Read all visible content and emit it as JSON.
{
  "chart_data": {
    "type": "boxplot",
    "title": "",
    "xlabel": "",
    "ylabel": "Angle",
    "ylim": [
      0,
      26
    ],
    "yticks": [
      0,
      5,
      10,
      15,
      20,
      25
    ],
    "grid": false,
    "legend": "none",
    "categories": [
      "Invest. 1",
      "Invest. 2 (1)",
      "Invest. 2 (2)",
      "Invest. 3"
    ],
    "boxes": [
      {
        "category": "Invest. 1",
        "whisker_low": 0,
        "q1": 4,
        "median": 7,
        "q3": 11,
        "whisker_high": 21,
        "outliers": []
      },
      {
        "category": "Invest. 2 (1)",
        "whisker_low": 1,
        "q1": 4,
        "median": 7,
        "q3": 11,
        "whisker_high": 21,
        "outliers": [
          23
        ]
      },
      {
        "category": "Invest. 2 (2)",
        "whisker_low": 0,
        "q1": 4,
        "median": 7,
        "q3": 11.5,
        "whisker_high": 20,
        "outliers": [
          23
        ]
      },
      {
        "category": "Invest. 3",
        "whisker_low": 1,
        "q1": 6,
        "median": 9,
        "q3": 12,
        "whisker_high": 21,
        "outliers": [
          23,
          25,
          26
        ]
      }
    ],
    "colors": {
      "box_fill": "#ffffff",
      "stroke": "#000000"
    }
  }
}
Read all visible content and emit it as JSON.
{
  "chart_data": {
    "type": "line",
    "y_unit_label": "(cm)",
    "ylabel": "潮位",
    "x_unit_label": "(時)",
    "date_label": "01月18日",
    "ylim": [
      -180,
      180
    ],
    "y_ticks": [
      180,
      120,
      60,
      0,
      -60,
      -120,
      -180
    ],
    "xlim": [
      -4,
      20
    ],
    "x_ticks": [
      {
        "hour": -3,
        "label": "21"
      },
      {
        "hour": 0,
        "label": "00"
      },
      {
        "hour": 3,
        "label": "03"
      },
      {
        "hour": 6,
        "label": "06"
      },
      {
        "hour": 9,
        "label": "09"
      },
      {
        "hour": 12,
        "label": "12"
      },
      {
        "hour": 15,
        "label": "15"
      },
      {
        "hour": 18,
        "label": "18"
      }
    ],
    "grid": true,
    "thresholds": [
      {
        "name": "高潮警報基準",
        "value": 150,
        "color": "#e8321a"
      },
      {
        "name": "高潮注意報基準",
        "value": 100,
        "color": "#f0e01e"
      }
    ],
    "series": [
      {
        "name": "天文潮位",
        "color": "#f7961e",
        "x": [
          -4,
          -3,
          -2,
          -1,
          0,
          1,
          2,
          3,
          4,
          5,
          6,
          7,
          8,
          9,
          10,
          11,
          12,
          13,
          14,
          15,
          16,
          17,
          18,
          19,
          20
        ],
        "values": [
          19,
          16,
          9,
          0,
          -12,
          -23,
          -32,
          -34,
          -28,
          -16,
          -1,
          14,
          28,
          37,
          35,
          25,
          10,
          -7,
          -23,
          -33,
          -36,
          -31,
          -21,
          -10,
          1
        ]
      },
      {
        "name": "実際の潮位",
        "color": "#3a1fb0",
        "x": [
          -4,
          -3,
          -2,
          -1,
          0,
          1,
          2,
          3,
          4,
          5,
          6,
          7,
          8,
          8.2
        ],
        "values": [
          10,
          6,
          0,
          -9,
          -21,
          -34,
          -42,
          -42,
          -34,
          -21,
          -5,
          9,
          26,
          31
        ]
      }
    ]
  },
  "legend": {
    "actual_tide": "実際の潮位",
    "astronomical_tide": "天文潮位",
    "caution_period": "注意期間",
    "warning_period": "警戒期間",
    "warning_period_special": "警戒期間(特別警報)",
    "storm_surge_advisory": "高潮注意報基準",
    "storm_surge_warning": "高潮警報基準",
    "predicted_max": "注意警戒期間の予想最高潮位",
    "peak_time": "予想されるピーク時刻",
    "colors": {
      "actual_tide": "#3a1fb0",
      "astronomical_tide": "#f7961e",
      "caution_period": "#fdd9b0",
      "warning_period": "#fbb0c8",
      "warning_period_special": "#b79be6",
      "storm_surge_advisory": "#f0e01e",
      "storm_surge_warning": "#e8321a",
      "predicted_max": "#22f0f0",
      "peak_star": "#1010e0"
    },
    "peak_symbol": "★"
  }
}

# # # #

Your instructions: Return the full listing, character for character.

Result below:
Read all visible content and emit it as JSON.
{
  "chart_data": {
    "type": "boxplot",
    "title": "",
    "xlabel": "",
    "ylabel": "Angle",
    "ylim": [
      0,
      26
    ],
    "yticks": [
      0,
      5,
      10,
      15,
      20,
      25
    ],
    "grid": false,
    "legend": "none",
    "categories": [
      "Invest. 1",
      "Invest. 2 (1)",
      "Invest. 2 (2)",
      "Invest. 3"
    ],
    "boxes": [
      {
        "category": "Invest. 1",
        "whisker_low": 0,
        "q1": 4,
        "median": 7,
        "q3": 11,
        "whisker_high": 21,
        "outliers": []
      },
      {
        "category": "Invest. 2 (1)",
        "whisker_low": 1,
        "q1": 4,
        "median": 7,
        "q3": 11,
        "whisker_high": 21,
        "outliers": [
          23
        ]
      },
      {
        "category": "Invest. 2 (2)",
        "whisker_low": 0,
        "q1": 4,
        "median": 7,
        "q3": 11.5,
        "whisker_high": 20,
        "outliers": [
          23
        ]
      },
      {
        "category": "Invest. 3",
        "whisker_low": 1,
        "q1": 6,
        "median": 9,
        "q3": 12,
        "whisker_high": 21,
        "outliers": [
          23,
          25,
          26
        ]
      }
    ],
    "colors": {
      "box_fill": "#ffffff",
      "stroke": "#000000"
    }
  }
}
Read all visible content and emit it as JSON.
{
  "chart_data": {
    "type": "line",
    "y_unit_label": "(cm)",
    "ylabel": "潮位",
    "x_unit_label": "(時)",
    "date_label": "01月18日",
    "ylim": [
      -180,
      180
    ],
    "y_ticks": [
      180,
      120,
      60,
      0,
      -60,
      -120,
      -180
    ],
    "xlim": [
      -4,
      20
    ],
    "x_ticks": [
      {
        "hour": -3,
        "label": "21"
      },
      {
        "hour": 0,
        "label": "00"
      },
      {
        "hour": 3,
        "label": "03"
      },
      {
        "hour": 6,
        "label": "06"
      },
      {
        "hour": 9,
        "label": "09"
      },
      {
        "hour": 12,
        "label": "12"
      },
      {
        "hour": 15,
        "label": "15"
      },
      {
        "hour": 18,
        "label": "18"
      }
    ],
    "grid": true,
    "thresholds": [
      {
        "name": "高潮警報基準",
        "value": 150,
        "color": "#e8321a"
      },
      {
        "name": "高潮注意報基準",
        "value": 100,
        "color": "#f0e01e"
      }
    ],
    "series": [
      {
        "name": "天文潮位",
        "color": "#f7961e",
        "x": [
          -4,
          -3,
          -2,
          -1,
          0,
          1,
          2,
          3,
          4,
          5,
          6,
          7,
          8,
          9,
          10,
          11,
          12,
          13,
          14,
          15,
          16,
          17,
          18,
          19,
          20
        ],
        "values": [
          19,
          16,
          9,
          0,
          -12,
          -23,
          -32,
          -34,
          -28,
          -16,
          -1,
          14,
          28,
          37,
          35,
          25,
          10,
          -7,
          -23,
          -33,
          -36,
          -31,
          -21,
          -10,
          1
        ]
      },
      {
        "name": "実際の潮位",
        "color": "#3a1fb0",
        "x": [
          -4,
          -3,
          -2,
          -1,
          0,
          1,
          2,
          3,
          4,
          5,
          6,
          7,
          8,
          8.2
        ],
        "values": [
          10,
          6,
          0,
          -9,
          -21,
          -34,
          -42,
          -42,
          -34,
          -21,
          -5,
          9,
          26,
          31
        ]
      }
    ]
  },
  "legend": {
    "actual_tide": "実際の潮位",
    "astronomical_tide": "天文潮位",
    "caution_period": "注意期間",
    "warning_period": "警戒期間",
    "warning_period_special": "警戒期間(特別警報)",
    "storm_surge_advisory": "高潮注意報基準",
    "storm_surge_warning": "高潮警報基準",
    "predicted_max": "注意警戒期間の予想最高潮位",
    "peak_time": "予想されるピーク時刻",
    "colors": {
      "actual_tide": "#3a1fb0",
      "astronomical_tide": "#f7961e",
      "caution_period": "#fdd9b0",
      "warning_period": "#fbb0c8",
      "warning_period_special": "#b79be6",
      "storm_surge_advisory": "#f0e01e",
      "storm_surge_warning": "#e8321a",
      "predicted_max": "#22f0f0",
      "peak_star": "#1010e0"
    },
    "peak_symbol": "★"
  }
}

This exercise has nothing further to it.